EXERCISE BRIEF
Leave out the pictures and copy every record exactly.

Saved entries
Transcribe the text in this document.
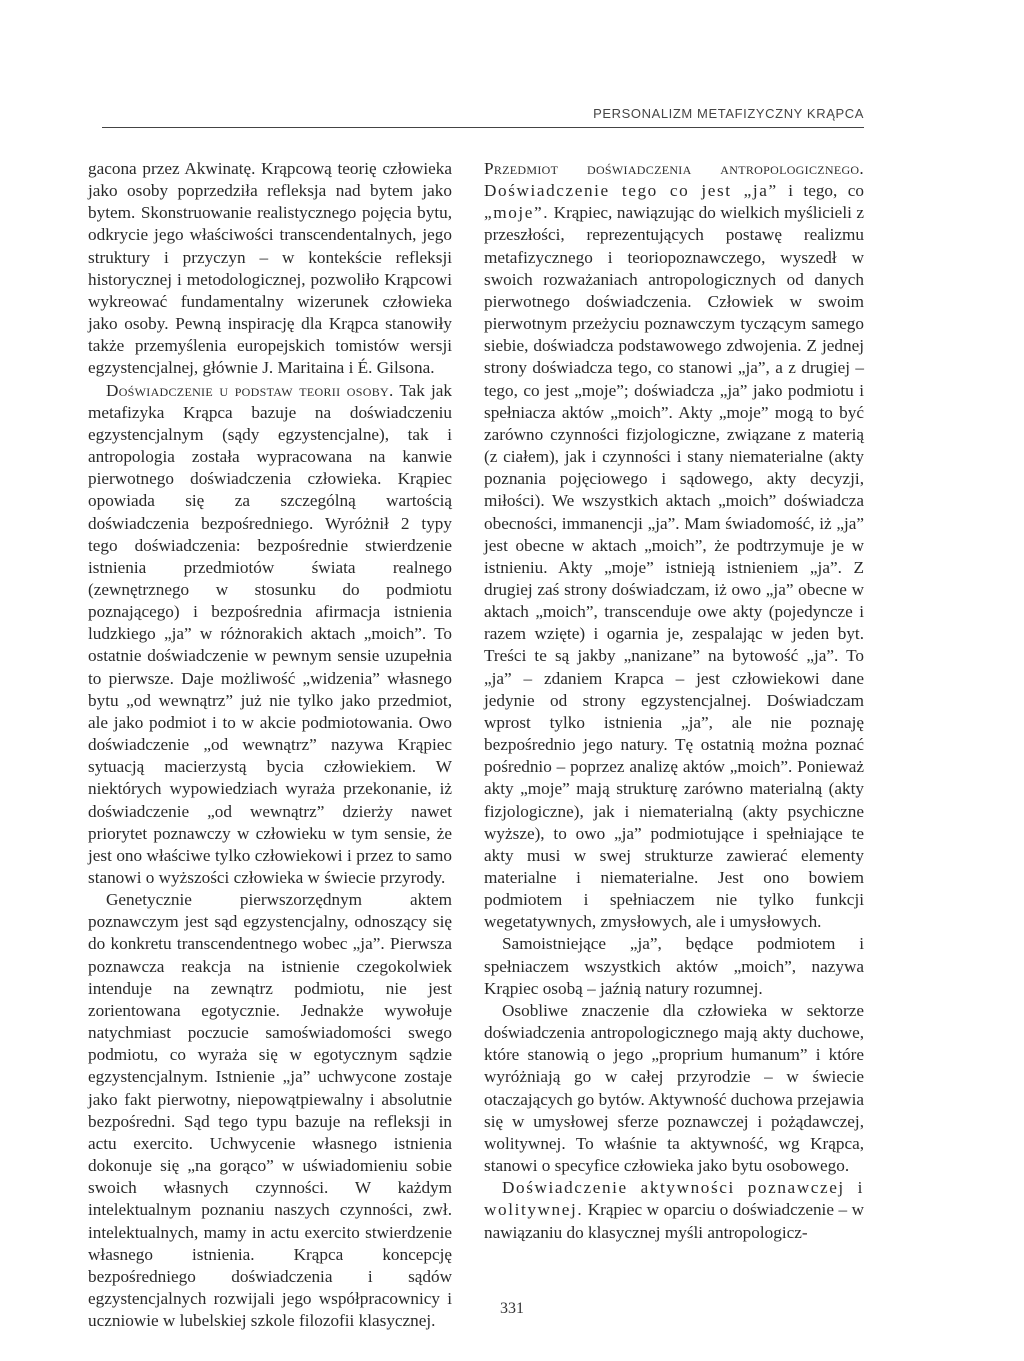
PERSONALIZM METAFIZYCZNY KRĄPCA

gacona przez Akwinatę. Krąpcową teorię człowieka jako osoby poprzedziła refleksja nad bytem jako bytem. Skonstruowanie realistycznego pojęcia bytu, odkrycie jego właściwości transcendentalnych, jego struktury i przyczyn – w kontekście refleksji historycznej i metodologicznej, pozwoliło Krąpcowi wykreować fundamentalny wizerunek człowieka jako osoby. Pewną inspirację dla Krąpca stanowiły także przemyślenia europejskich tomistów wersji egzystencjalnej, głównie J. Maritaina i É. Gilsona.

Doświadczenie u podstaw teorii osoby. Tak jak metafizyka Krąpca bazuje na doświadczeniu egzystencjalnym (sądy egzystencjalne), tak i antropologia została wypracowana na kanwie pierwotnego doświadczenia człowieka. Krąpiec opowiada się za szczególną wartością doświadczenia bezpośredniego. Wyróżnił 2 typy tego doświadczenia: bezpośrednie stwierdzenie istnienia przedmiotów świata realnego (zewnętrznego w stosunku do podmiotu poznającego) i bezpośrednia afirmacja istnienia ludzkiego „ja” w różnorakich aktach „moich”. To ostatnie doświadczenie w pewnym sensie uzupełnia to pierwsze. Daje możliwość „widzenia” własnego bytu „od wewnątrz” już nie tylko jako przedmiot, ale jako podmiot i to w akcie podmiotowania. Owo doświadczenie „od wewnątrz” nazywa Krąpiec sytuacją macierzystą bycia człowiekiem. W niektórych wypowiedziach wyraża przekonanie, iż doświadczenie „od wewnątrz” dzierży nawet priorytet poznawczy w człowieku w tym sensie, że jest ono właściwe tylko człowiekowi i przez to samo stanowi o wyższości człowieka w świecie przyrody.

Genetycznie pierwszorzędnym aktem poznawczym jest sąd egzystencjalny, odnoszący się do konkretu transcendentnego wobec „ja”. Pierwsza poznawcza reakcja na istnienie czegokolwiek intenduje na zewnątrz podmiotu, nie jest zorientowana egotycznie. Jednakże wywołuje natychmiast poczucie samoświadomości swego podmiotu, co wyraża się w egotycznym sądzie egzystencjalnym. Istnienie „ja” uchwycone zostaje jako fakt pierwotny, niepowątpiewalny i absolutnie bezpośredni. Sąd tego typu bazuje na refleksji in actu exercito. Uchwycenie własnego istnienia dokonuje się „na gorąco” w uświadomieniu sobie swoich własnych czynności. W każdym intelektualnym poznaniu naszych czynności, zwł. intelektualnych, mamy in actu exercito stwierdzenie własnego istnienia. Krąpca koncepcję bezpośredniego doświadczenia i sądów egzystencjalnych rozwijali jego współpracownicy i uczniowie w lubelskiej szkole filozofii klasycznej.

Przedmiot doświadczenia antropologicznego. Doświadczenie tego co jest „ja” i tego, co „moje”. Krąpiec, nawiązując do wielkich myślicieli z przeszłości, reprezentujących postawę realizmu metafizycznego i teoriopoznawczego, wyszedł w swoich rozważaniach antropologicznych od danych pierwotnego doświadczenia. Człowiek w swoim pierwotnym przeżyciu poznawczym tyczącym samego siebie, doświadcza podstawowego zdwojenia. Z jednej strony doświadcza tego, co stanowi „ja”, a z drugiej – tego, co jest „moje”; doświadcza „ja” jako podmiotu i spełniacza aktów „moich”. Akty „moje” mogą to być zarówno czynności fizjologiczne, związane z materią (z ciałem), jak i czynności i stany niematerialne (akty poznania pojęciowego i sądowego, akty decyzji, miłości). We wszystkich aktach „moich” doświadcza obecności, immanencji „ja”. Mam świadomość, iż „ja” jest obecne w aktach „moich”, że podtrzymuje je w istnieniu. Akty „moje” istnieją istnieniem „ja”. Z drugiej zaś strony doświadczam, iż owo „ja” obecne w aktach „moich”, transcenduje owe akty (pojedyncze i razem wzięte) i ogarnia je, zespalając w jeden byt. Treści te są jakby „nanizane” na bytowość „ja”. To „ja” – zdaniem Krapca – jest człowiekowi dane jedynie od strony egzystencjalnej. Doświadczam wprost tylko istnienia „ja”, ale nie poznaję bezpośrednio jego natury. Tę ostatnią można poznać pośrednio – poprzez analizę aktów „moich”. Ponieważ akty „moje” mają strukturę zarówno materialną (akty fizjologiczne), jak i niematerialną (akty psychiczne wyższe), to owo „ja” podmiotujące i spełniające te akty musi w swej strukturze zawierać elementy materialne i niematerialne. Jest ono bowiem podmiotem i spełniaczem nie tylko funkcji wegetatywnych, zmysłowych, ale i umysłowych.

Samoistniejące „ja”, będące podmiotem i spełniaczem wszystkich aktów „moich”, nazywa Krąpiec osobą – jaźnią natury rozumnej.

Osobliwe znaczenie dla człowieka w sektorze doświadczenia antropologicznego mają akty duchowe, które stanowią o jego „proprium humanum” i które wyróżniają go w całej przyrodzie – w świecie otaczających go bytów. Aktywność duchowa przejawia się w umysłowej sferze poznawczej i pożądawczej, wolitywnej. To właśnie ta aktywność, wg Krąpca, stanowi o specyfice człowieka jako bytu osobowego.

Doświadczenie aktywności poznawczej i wolitywnej. Krąpiec w oparciu o doświadczenie – w nawiązaniu do klasycznej myśli antropologicz-

331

OUTPUT FOR THIS TASK
Transcribe the text in this document.
PERSONALIZM METAFIZYCZNY KRĄPCA

gacona przez Akwinatę. Krąpcową teorię człowieka jako osoby poprzedziła refleksja nad bytem jako bytem. Skonstruowanie realistycznego pojęcia bytu, odkrycie jego właściwości transcendentalnych, jego struktury i przyczyn – w kontekście refleksji historycznej i metodologicznej, pozwoliło Krąpcowi wykreować fundamentalny wizerunek człowieka jako osoby. Pewną inspirację dla Krąpca stanowiły także przemyślenia europejskich tomistów wersji egzystencjalnej, głównie J. Maritaina i É. Gilsona.

Doświadczenie u podstaw teorii osoby. Tak jak metafizyka Krąpca bazuje na doświadczeniu egzystencjalnym (sądy egzystencjalne), tak i antropologia została wypracowana na kanwie pierwotnego doświadczenia człowieka. Krąpiec opowiada się za szczególną wartością doświadczenia bezpośredniego. Wyróżnił 2 typy tego doświadczenia: bezpośrednie stwierdzenie istnienia przedmiotów świata realnego (zewnętrznego w stosunku do podmiotu poznającego) i bezpośrednia afirmacja istnienia ludzkiego „ja” w różnorakich aktach „moich”. To ostatnie doświadczenie w pewnym sensie uzupełnia to pierwsze. Daje możliwość „widzenia” własnego bytu „od wewnątrz” już nie tylko jako przedmiot, ale jako podmiot i to w akcie podmiotowania. Owo doświadczenie „od wewnątrz” nazywa Krąpiec sytuacją macierzystą bycia człowiekiem. W niektórych wypowiedziach wyraża przekonanie, iż doświadczenie „od wewnątrz” dzierży nawet priorytet poznawczy w człowieku w tym sensie, że jest ono właściwe tylko człowiekowi i przez to samo stanowi o wyższości człowieka w świecie przyrody.

Genetycznie pierwszorzędnym aktem poznawczym jest sąd egzystencjalny, odnoszący się do konkretu transcendentnego wobec „ja”. Pierwsza poznawcza reakcja na istnienie czegokolwiek intenduje na zewnątrz podmiotu, nie jest zorientowana egotycznie. Jednakże wywołuje natychmiast poczucie samoświadomości swego podmiotu, co wyraża się w egotycznym sądzie egzystencjalnym. Istnienie „ja” uchwycone zostaje jako fakt pierwotny, niepowątpiewalny i absolutnie bezpośredni. Sąd tego typu bazuje na refleksji in actu exercito. Uchwycenie własnego istnienia dokonuje się „na gorąco” w uświadomieniu sobie swoich własnych czynności. W każdym intelektualnym poznaniu naszych czynności, zwł. intelektualnych, mamy in actu exercito stwierdzenie własnego istnienia. Krąpca koncepcję bezpośredniego doświadczenia i sądów egzystencjalnych rozwijali jego współpracownicy i uczniowie w lubelskiej szkole filozofii klasycznej.

Przedmiot doświadczenia antropologicznego. Doświadczenie tego co jest „ja” i tego, co „moje”. Krąpiec, nawiązując do wielkich myślicieli z przeszłości, reprezentujących postawę realizmu metafizycznego i teoriopoznawczego, wyszedł w swoich rozważaniach antropologicznych od danych pierwotnego doświadczenia. Człowiek w swoim pierwotnym przeżyciu poznawczym tyczącym samego siebie, doświadcza podstawowego zdwojenia. Z jednej strony doświadcza tego, co stanowi „ja”, a z drugiej – tego, co jest „moje”; doświadcza „ja” jako podmiotu i spełniacza aktów „moich”. Akty „moje” mogą to być zarówno czynności fizjologiczne, związane z materią (z ciałem), jak i czynności i stany niematerialne (akty poznania pojęciowego i sądowego, akty decyzji, miłości). We wszystkich aktach „moich” doświadcza obecności, immanencji „ja”. Mam świadomość, iż „ja” jest obecne w aktach „moich”, że podtrzymuje je w istnieniu. Akty „moje” istnieją istnieniem „ja”. Z drugiej zaś strony doświadczam, iż owo „ja” obecne w aktach „moich”, transcenduje owe akty (pojedyncze i razem wzięte) i ogarnia je, zespalając w jeden byt. Treści te są jakby „nanizane” na bytowość „ja”. To „ja” – zdaniem Krapca – jest człowiekowi dane jedynie od strony egzystencjalnej. Doświadczam wprost tylko istnienia „ja”, ale nie poznaję bezpośrednio jego natury. Tę ostatnią można poznać pośrednio – poprzez analizę aktów „moich”. Ponieważ akty „moje” mają strukturę zarówno materialną (akty fizjologiczne), jak i niematerialną (akty psychiczne wyższe), to owo „ja” podmiotujące i spełniające te akty musi w swej strukturze zawierać elementy materialne i niematerialne. Jest ono bowiem podmiotem i spełniaczem nie tylko funkcji wegetatywnych, zmysłowych, ale i umysłowych.

Samoistniejące „ja”, będące podmiotem i spełniaczem wszystkich aktów „moich”, nazywa Krąpiec osobą – jaźnią natury rozumnej.

Osobliwe znaczenie dla człowieka w sektorze doświadczenia antropologicznego mają akty duchowe, które stanowią o jego „proprium humanum” i które wyróżniają go w całej przyrodzie – w świecie otaczających go bytów. Aktywność duchowa przejawia się w umysłowej sferze poznawczej i pożądawczej, wolitywnej. To właśnie ta aktywność, wg Krąpca, stanowi o specyfice człowieka jako bytu osobowego.

Doświadczenie aktywności poznawczej i wolitywnej. Krąpiec w oparciu o doświadczenie – w nawiązaniu do klasycznej myśli antropologicz-

331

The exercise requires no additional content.